------ MATERIAL ------

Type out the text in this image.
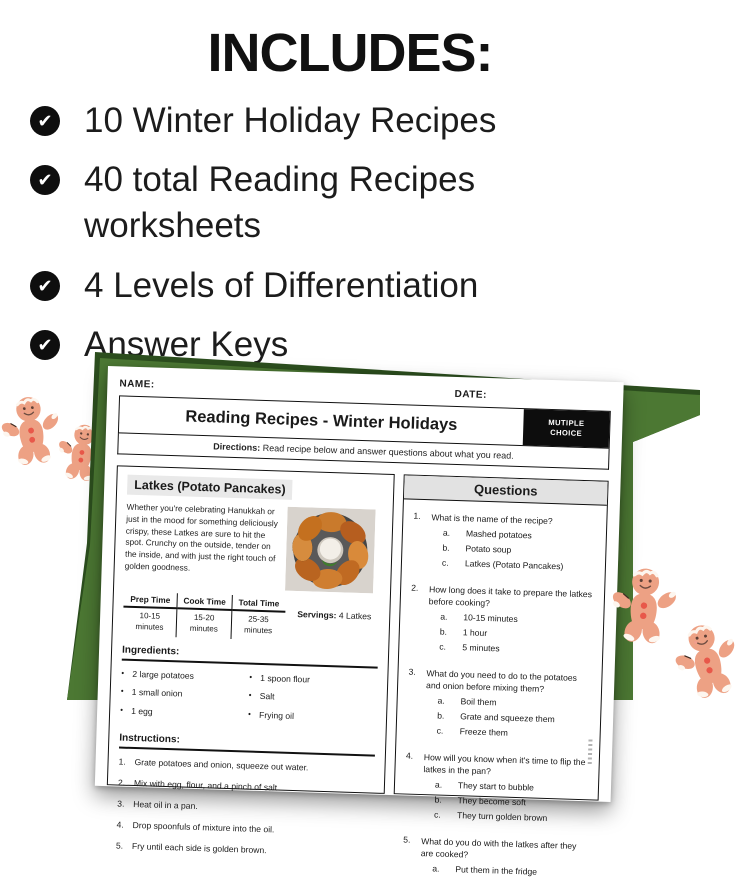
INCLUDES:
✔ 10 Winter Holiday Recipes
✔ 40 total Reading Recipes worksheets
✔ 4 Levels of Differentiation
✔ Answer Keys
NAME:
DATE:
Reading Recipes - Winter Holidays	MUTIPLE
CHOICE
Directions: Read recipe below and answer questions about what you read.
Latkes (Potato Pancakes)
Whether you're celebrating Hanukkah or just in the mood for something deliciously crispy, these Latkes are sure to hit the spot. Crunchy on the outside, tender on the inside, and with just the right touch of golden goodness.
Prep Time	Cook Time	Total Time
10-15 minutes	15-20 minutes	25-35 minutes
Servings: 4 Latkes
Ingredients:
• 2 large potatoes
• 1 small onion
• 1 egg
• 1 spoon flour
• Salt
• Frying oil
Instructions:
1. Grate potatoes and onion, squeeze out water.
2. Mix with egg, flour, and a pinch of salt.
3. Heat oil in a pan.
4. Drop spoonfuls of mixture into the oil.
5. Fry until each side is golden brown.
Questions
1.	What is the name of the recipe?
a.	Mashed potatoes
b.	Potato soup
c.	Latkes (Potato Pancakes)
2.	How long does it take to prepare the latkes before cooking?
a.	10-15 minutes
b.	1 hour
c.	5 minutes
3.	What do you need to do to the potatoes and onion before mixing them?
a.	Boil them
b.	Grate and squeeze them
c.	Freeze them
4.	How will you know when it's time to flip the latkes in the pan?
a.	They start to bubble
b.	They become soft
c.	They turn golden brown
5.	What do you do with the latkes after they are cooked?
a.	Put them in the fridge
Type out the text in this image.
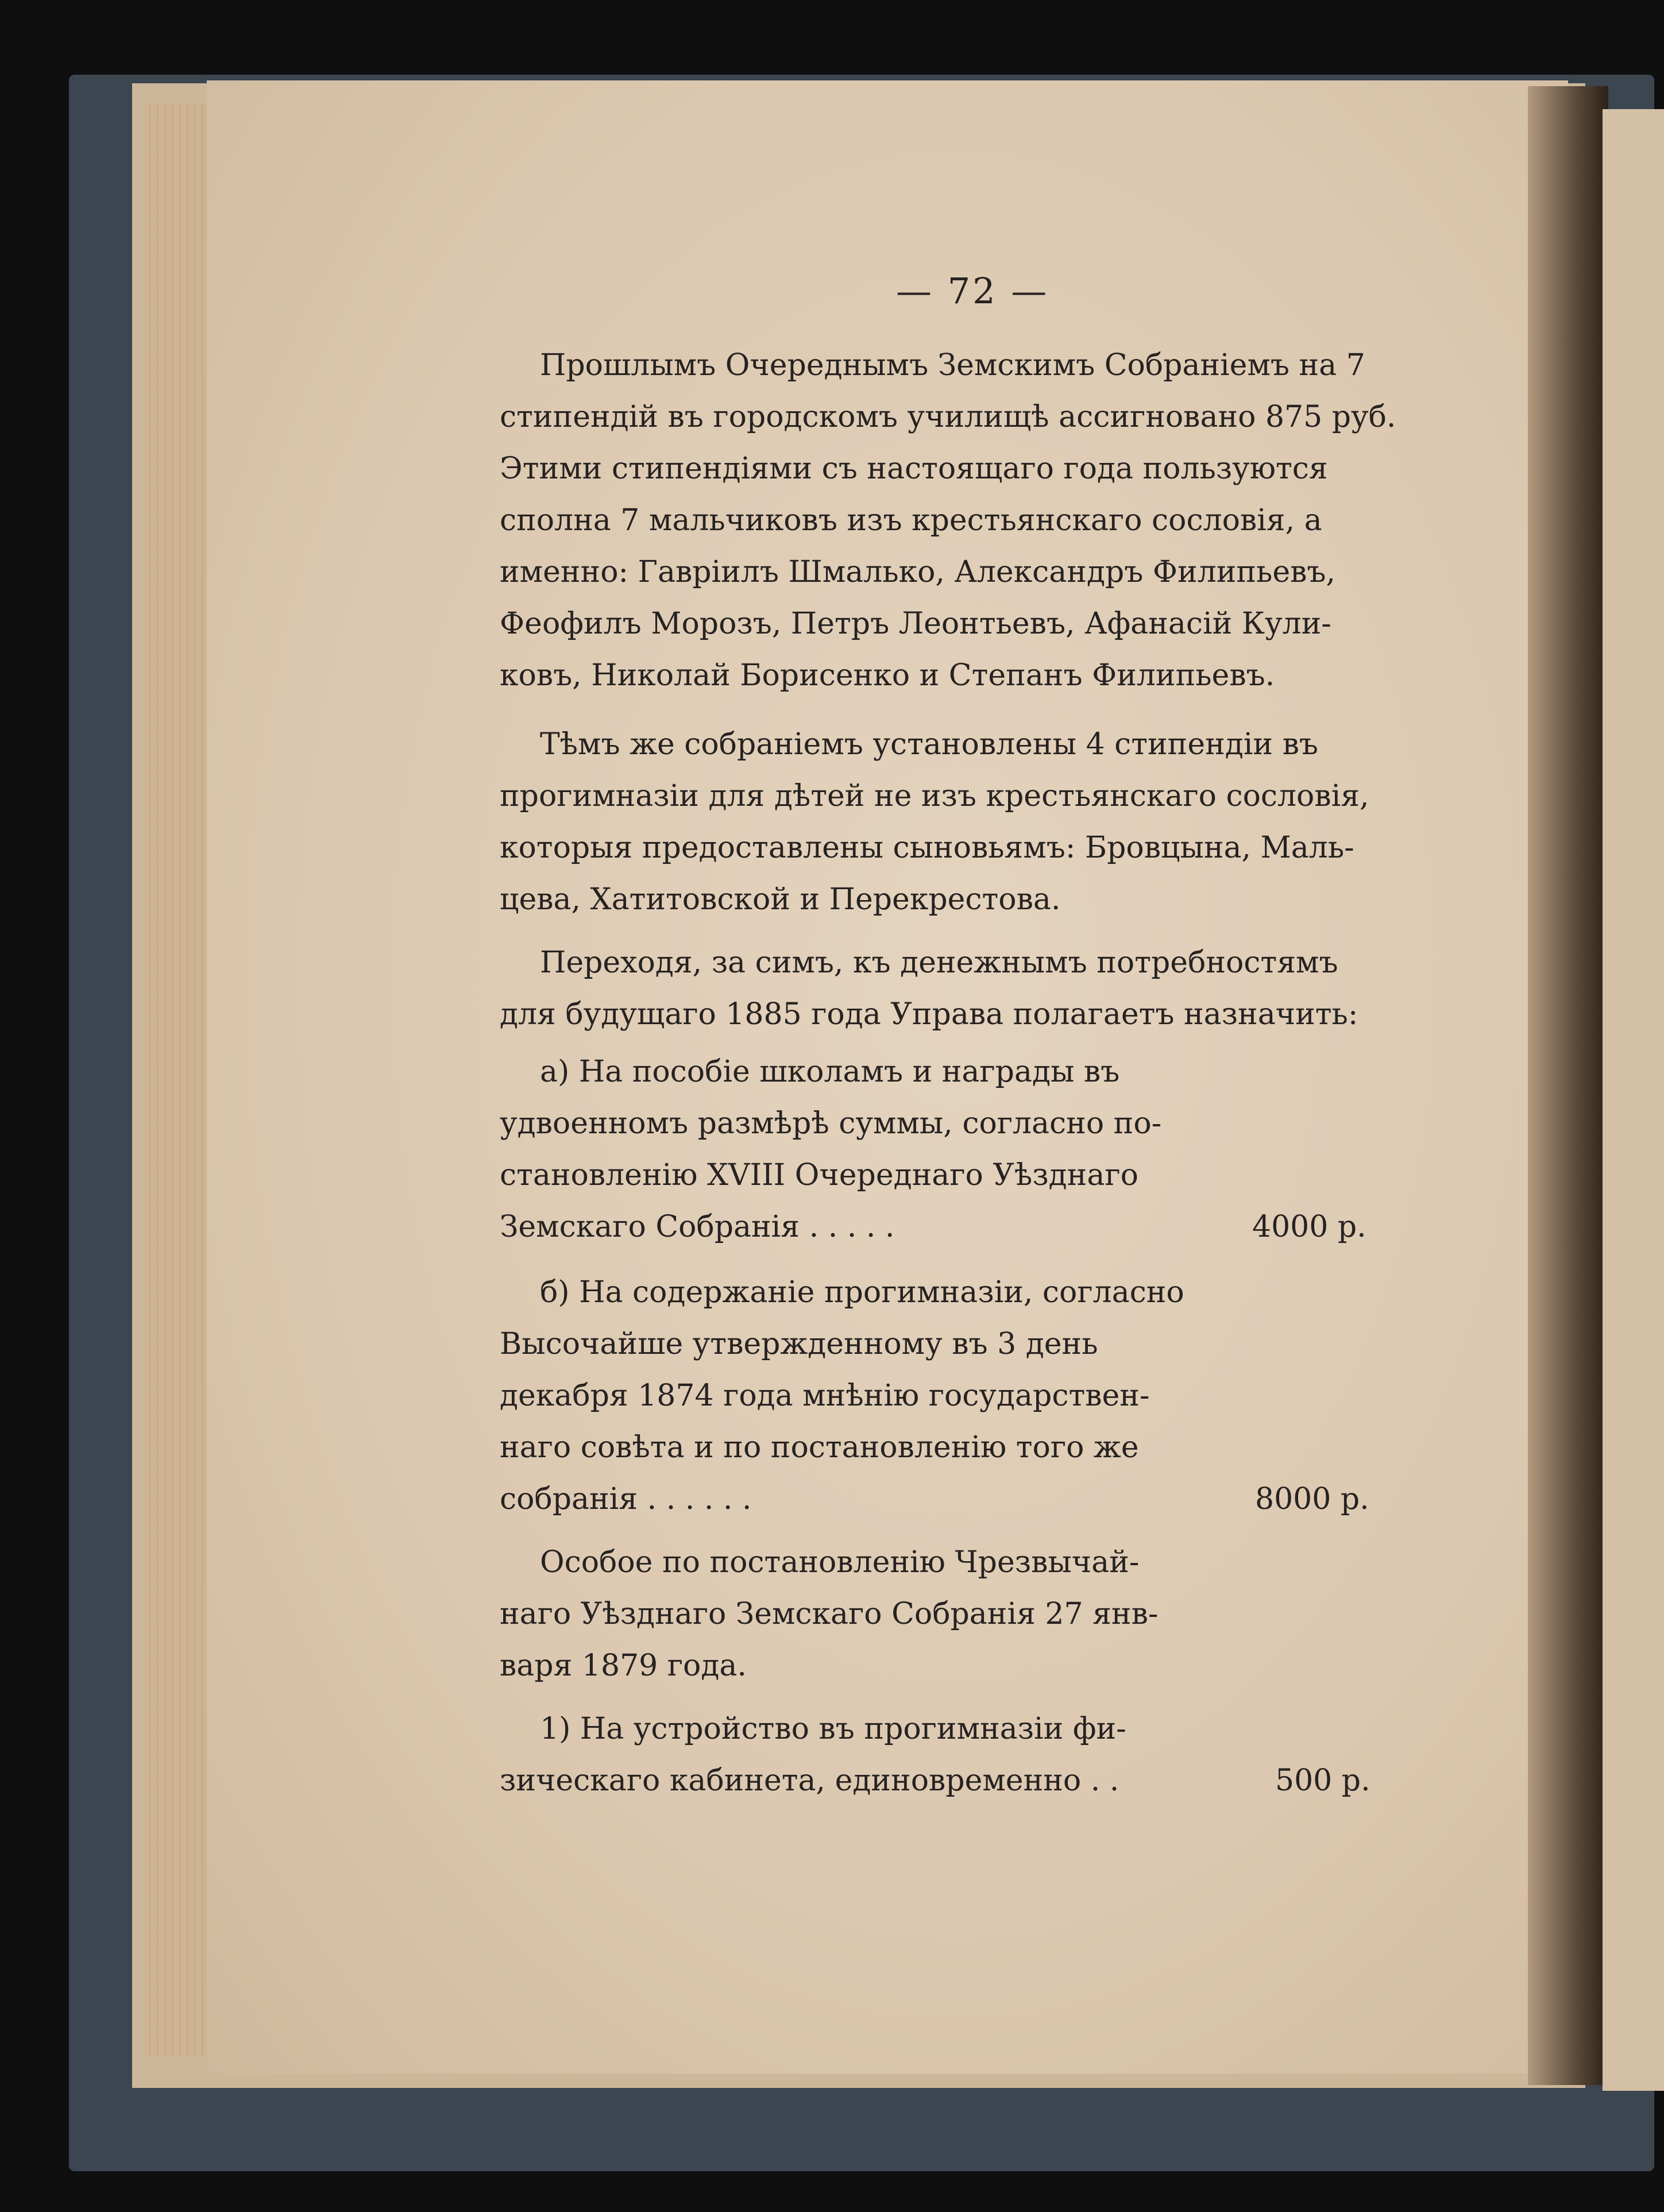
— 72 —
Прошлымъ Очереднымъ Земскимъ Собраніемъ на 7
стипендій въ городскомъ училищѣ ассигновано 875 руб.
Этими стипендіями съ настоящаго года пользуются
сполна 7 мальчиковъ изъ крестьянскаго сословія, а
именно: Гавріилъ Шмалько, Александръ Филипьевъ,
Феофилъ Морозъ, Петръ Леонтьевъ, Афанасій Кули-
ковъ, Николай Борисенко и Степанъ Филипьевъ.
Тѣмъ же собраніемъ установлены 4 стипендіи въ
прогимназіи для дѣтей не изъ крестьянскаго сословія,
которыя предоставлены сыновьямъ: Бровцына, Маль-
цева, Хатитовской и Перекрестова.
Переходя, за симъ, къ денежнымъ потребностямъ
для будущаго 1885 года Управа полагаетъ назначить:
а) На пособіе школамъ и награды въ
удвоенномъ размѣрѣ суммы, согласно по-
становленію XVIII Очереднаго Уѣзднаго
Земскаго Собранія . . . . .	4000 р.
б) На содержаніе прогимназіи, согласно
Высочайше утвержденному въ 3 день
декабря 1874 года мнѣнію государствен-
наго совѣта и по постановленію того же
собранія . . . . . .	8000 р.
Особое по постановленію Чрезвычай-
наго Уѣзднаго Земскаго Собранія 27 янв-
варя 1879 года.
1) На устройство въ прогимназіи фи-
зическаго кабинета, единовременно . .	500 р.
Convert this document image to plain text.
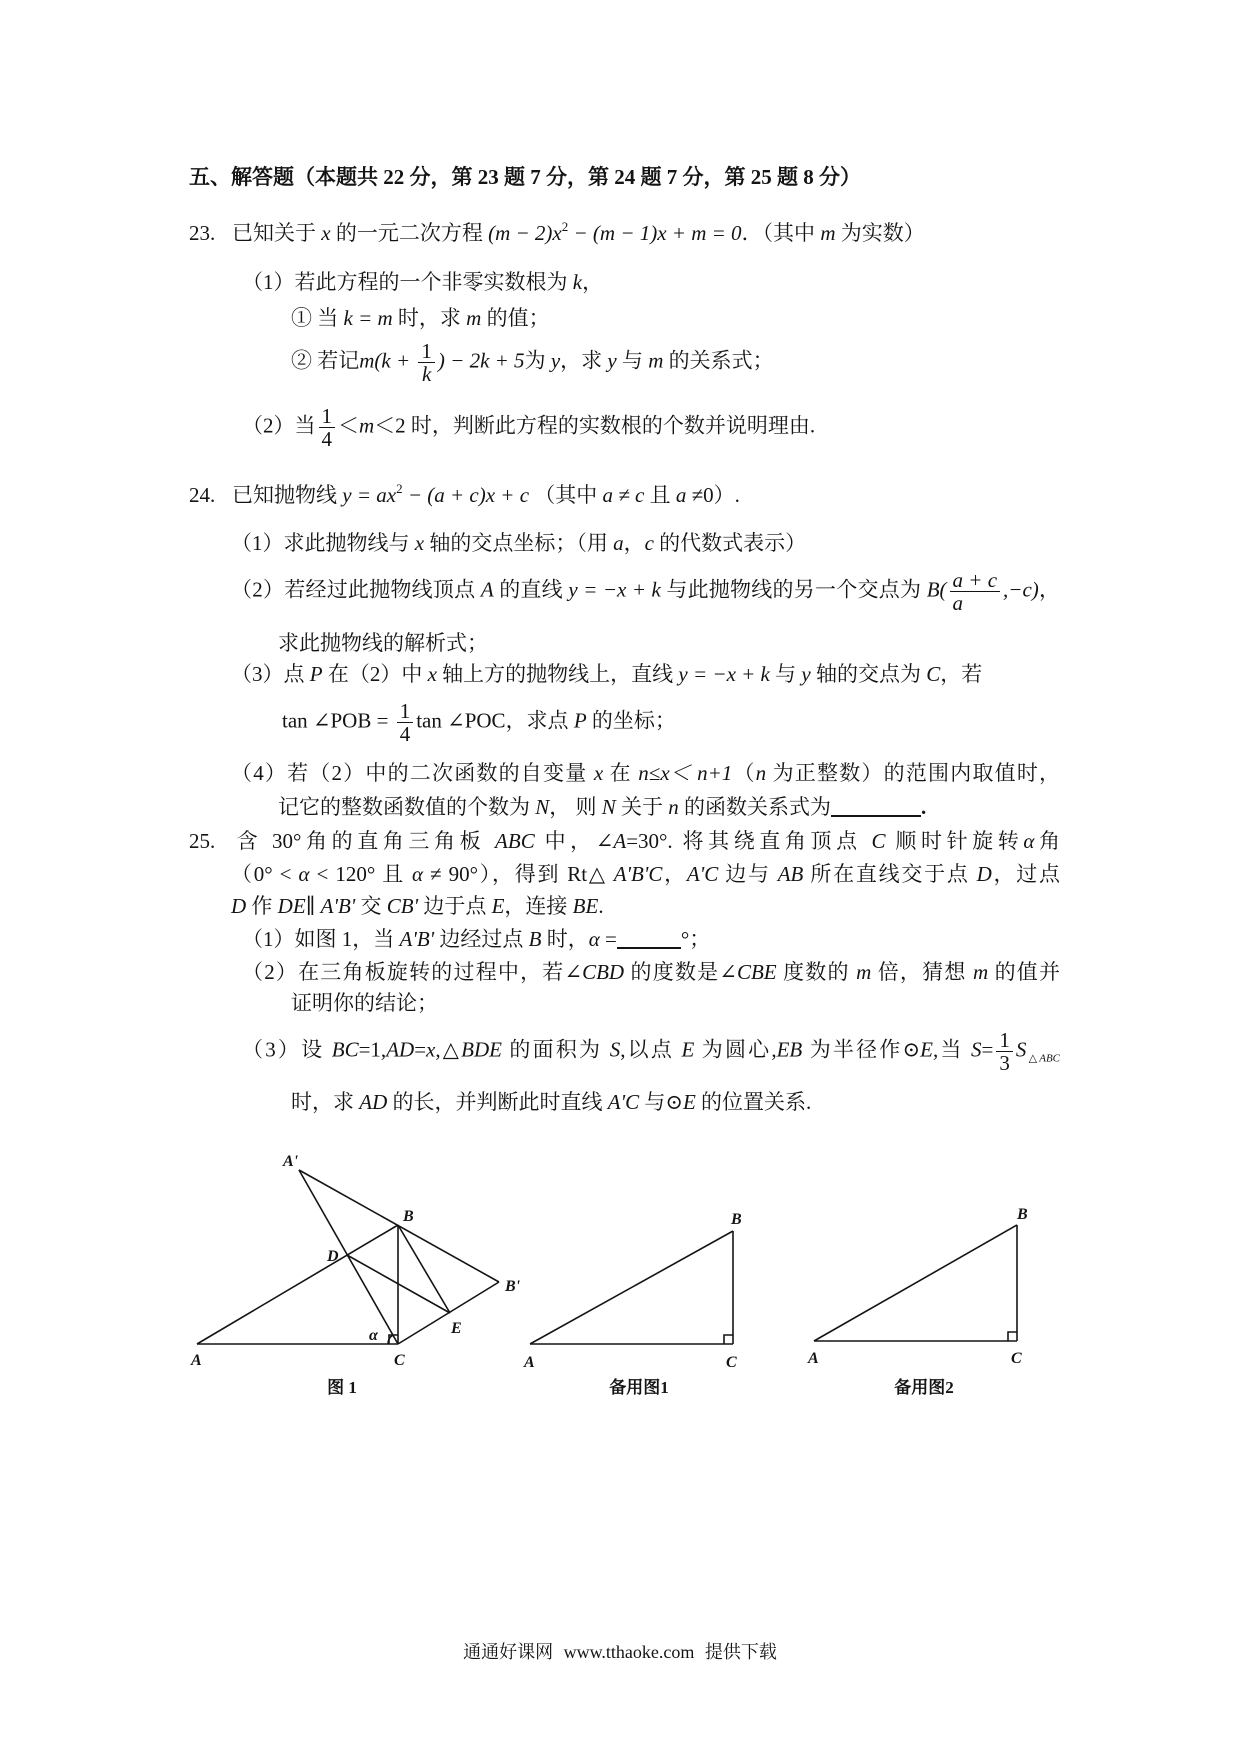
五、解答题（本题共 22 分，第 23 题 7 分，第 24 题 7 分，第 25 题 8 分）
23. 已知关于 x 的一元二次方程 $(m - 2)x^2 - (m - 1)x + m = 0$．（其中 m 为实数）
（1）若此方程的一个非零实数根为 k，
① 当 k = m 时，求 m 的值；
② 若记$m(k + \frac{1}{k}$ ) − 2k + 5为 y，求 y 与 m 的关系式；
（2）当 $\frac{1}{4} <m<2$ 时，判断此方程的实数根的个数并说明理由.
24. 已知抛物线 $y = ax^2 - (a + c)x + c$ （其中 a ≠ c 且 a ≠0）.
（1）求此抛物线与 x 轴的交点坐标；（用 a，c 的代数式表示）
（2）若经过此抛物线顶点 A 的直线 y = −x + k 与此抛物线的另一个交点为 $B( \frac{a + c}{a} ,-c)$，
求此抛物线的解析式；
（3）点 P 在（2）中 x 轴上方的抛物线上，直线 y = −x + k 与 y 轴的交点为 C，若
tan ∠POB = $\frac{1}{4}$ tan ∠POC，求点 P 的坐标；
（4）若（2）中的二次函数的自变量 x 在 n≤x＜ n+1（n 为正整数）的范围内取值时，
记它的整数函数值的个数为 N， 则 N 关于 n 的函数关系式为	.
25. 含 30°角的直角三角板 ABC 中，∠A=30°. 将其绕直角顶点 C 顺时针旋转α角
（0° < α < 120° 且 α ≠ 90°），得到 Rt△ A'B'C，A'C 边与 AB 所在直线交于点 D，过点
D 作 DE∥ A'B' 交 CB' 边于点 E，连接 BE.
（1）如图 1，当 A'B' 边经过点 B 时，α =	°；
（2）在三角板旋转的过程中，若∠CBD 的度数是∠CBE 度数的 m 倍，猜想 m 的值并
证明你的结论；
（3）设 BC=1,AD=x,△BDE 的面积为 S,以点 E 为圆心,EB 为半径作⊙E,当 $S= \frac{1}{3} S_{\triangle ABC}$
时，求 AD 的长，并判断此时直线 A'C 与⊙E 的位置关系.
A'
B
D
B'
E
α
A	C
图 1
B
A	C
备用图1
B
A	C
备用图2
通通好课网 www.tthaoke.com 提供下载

------

PROBLEM DETAILS: Copy each line of the records containing the string "golden".

WRITTEN ANSWER:
Whether you're celebrating Hanukkah or just in the mood for something deliciously crispy, these Latkes are sure to hit the spot. Crunchy on the outside, tender on the inside, and with just the right touch of golden goodness.
5. Fry until each side is golden brown.
c.	They turn golden brown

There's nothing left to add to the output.